— STATED EXERCISE —
The records below need retyping in full; give them again exactly.

==================================================

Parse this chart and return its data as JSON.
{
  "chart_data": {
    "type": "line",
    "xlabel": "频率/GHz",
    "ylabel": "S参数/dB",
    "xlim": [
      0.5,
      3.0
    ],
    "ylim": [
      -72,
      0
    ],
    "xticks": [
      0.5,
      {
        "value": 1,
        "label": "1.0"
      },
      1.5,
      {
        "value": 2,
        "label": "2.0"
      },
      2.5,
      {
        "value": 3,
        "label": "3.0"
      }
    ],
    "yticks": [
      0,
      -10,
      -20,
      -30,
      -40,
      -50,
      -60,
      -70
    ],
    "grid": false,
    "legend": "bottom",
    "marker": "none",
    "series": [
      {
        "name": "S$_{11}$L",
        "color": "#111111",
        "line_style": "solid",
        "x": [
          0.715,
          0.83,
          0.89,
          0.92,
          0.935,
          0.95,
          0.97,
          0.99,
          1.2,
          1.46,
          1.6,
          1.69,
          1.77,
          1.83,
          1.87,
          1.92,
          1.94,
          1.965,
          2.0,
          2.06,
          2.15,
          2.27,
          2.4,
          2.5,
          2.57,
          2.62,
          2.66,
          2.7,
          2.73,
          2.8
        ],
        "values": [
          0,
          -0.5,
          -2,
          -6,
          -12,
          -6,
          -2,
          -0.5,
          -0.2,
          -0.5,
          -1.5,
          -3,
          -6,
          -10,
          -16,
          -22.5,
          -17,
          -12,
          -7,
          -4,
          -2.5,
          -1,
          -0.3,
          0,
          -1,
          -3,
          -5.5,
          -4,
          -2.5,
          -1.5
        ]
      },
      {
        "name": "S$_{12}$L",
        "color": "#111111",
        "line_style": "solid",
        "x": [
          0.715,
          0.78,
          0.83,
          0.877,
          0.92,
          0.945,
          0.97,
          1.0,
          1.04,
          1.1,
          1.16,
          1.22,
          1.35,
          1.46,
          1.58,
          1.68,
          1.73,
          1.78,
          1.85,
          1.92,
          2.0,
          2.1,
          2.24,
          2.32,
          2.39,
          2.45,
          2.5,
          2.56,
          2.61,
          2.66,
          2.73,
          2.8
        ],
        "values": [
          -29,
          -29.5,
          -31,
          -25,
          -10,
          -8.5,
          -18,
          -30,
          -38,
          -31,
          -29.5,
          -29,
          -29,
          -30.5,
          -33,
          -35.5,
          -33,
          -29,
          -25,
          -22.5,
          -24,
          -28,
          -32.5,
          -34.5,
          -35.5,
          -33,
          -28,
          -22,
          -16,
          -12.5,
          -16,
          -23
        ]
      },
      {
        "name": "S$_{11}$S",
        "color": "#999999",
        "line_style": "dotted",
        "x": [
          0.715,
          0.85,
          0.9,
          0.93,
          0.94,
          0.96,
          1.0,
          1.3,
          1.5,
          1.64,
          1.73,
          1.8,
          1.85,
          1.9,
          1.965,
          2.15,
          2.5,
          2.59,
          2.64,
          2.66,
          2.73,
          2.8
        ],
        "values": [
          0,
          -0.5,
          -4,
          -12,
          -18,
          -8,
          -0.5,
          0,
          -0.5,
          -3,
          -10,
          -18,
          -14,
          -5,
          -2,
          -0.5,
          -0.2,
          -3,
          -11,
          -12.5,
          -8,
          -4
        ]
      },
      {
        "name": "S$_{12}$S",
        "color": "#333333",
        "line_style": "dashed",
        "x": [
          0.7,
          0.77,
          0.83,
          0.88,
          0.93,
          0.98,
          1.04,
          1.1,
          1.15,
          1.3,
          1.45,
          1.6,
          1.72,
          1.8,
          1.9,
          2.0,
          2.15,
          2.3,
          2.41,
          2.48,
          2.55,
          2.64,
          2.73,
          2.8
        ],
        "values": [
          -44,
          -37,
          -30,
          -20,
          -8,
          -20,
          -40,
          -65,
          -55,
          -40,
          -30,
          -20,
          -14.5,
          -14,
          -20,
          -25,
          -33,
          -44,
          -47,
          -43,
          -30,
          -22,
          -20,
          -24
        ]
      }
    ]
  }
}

==================================================

— TASK RESPONSE —
Parse this chart and return its data as JSON.
{
  "chart_data": {
    "type": "line",
    "xlabel": "频率/GHz",
    "ylabel": "S参数/dB",
    "xlim": [
      0.5,
      3.0
    ],
    "ylim": [
      -72,
      0
    ],
    "xticks": [
      0.5,
      {
        "value": 1,
        "label": "1.0"
      },
      1.5,
      {
        "value": 2,
        "label": "2.0"
      },
      2.5,
      {
        "value": 3,
        "label": "3.0"
      }
    ],
    "yticks": [
      0,
      -10,
      -20,
      -30,
      -40,
      -50,
      -60,
      -70
    ],
    "grid": false,
    "legend": "bottom",
    "marker": "none",
    "series": [
      {
        "name": "S$_{11}$L",
        "color": "#111111",
        "line_style": "solid",
        "x": [
          0.715,
          0.83,
          0.89,
          0.92,
          0.935,
          0.95,
          0.97,
          0.99,
          1.2,
          1.46,
          1.6,
          1.69,
          1.77,
          1.83,
          1.87,
          1.92,
          1.94,
          1.965,
          2.0,
          2.06,
          2.15,
          2.27,
          2.4,
          2.5,
          2.57,
          2.62,
          2.66,
          2.7,
          2.73,
          2.8
        ],
        "values": [
          0,
          -0.5,
          -2,
          -6,
          -12,
          -6,
          -2,
          -0.5,
          -0.2,
          -0.5,
          -1.5,
          -3,
          -6,
          -10,
          -16,
          -22.5,
          -17,
          -12,
          -7,
          -4,
          -2.5,
          -1,
          -0.3,
          0,
          -1,
          -3,
          -5.5,
          -4,
          -2.5,
          -1.5
        ]
      },
      {
        "name": "S$_{12}$L",
        "color": "#111111",
        "line_style": "solid",
        "x": [
          0.715,
          0.78,
          0.83,
          0.877,
          0.92,
          0.945,
          0.97,
          1.0,
          1.04,
          1.1,
          1.16,
          1.22,
          1.35,
          1.46,
          1.58,
          1.68,
          1.73,
          1.78,
          1.85,
          1.92,
          2.0,
          2.1,
          2.24,
          2.32,
          2.39,
          2.45,
          2.5,
          2.56,
          2.61,
          2.66,
          2.73,
          2.8
        ],
        "values": [
          -29,
          -29.5,
          -31,
          -25,
          -10,
          -8.5,
          -18,
          -30,
          -38,
          -31,
          -29.5,
          -29,
          -29,
          -30.5,
          -33,
          -35.5,
          -33,
          -29,
          -25,
          -22.5,
          -24,
          -28,
          -32.5,
          -34.5,
          -35.5,
          -33,
          -28,
          -22,
          -16,
          -12.5,
          -16,
          -23
        ]
      },
      {
        "name": "S$_{11}$S",
        "color": "#999999",
        "line_style": "dotted",
        "x": [
          0.715,
          0.85,
          0.9,
          0.93,
          0.94,
          0.96,
          1.0,
          1.3,
          1.5,
          1.64,
          1.73,
          1.8,
          1.85,
          1.9,
          1.965,
          2.15,
          2.5,
          2.59,
          2.64,
          2.66,
          2.73,
          2.8
        ],
        "values": [
          0,
          -0.5,
          -4,
          -12,
          -18,
          -8,
          -0.5,
          0,
          -0.5,
          -3,
          -10,
          -18,
          -14,
          -5,
          -2,
          -0.5,
          -0.2,
          -3,
          -11,
          -12.5,
          -8,
          -4
        ]
      },
      {
        "name": "S$_{12}$S",
        "color": "#333333",
        "line_style": "dashed",
        "x": [
          0.7,
          0.77,
          0.83,
          0.88,
          0.93,
          0.98,
          1.04,
          1.1,
          1.15,
          1.3,
          1.45,
          1.6,
          1.72,
          1.8,
          1.9,
          2.0,
          2.15,
          2.3,
          2.41,
          2.48,
          2.55,
          2.64,
          2.73,
          2.8
        ],
        "values": [
          -44,
          -37,
          -30,
          -20,
          -8,
          -20,
          -40,
          -65,
          -55,
          -40,
          -30,
          -20,
          -14.5,
          -14,
          -20,
          -25,
          -33,
          -44,
          -47,
          -43,
          -30,
          -22,
          -20,
          -24
        ]
      }
    ]
  }
}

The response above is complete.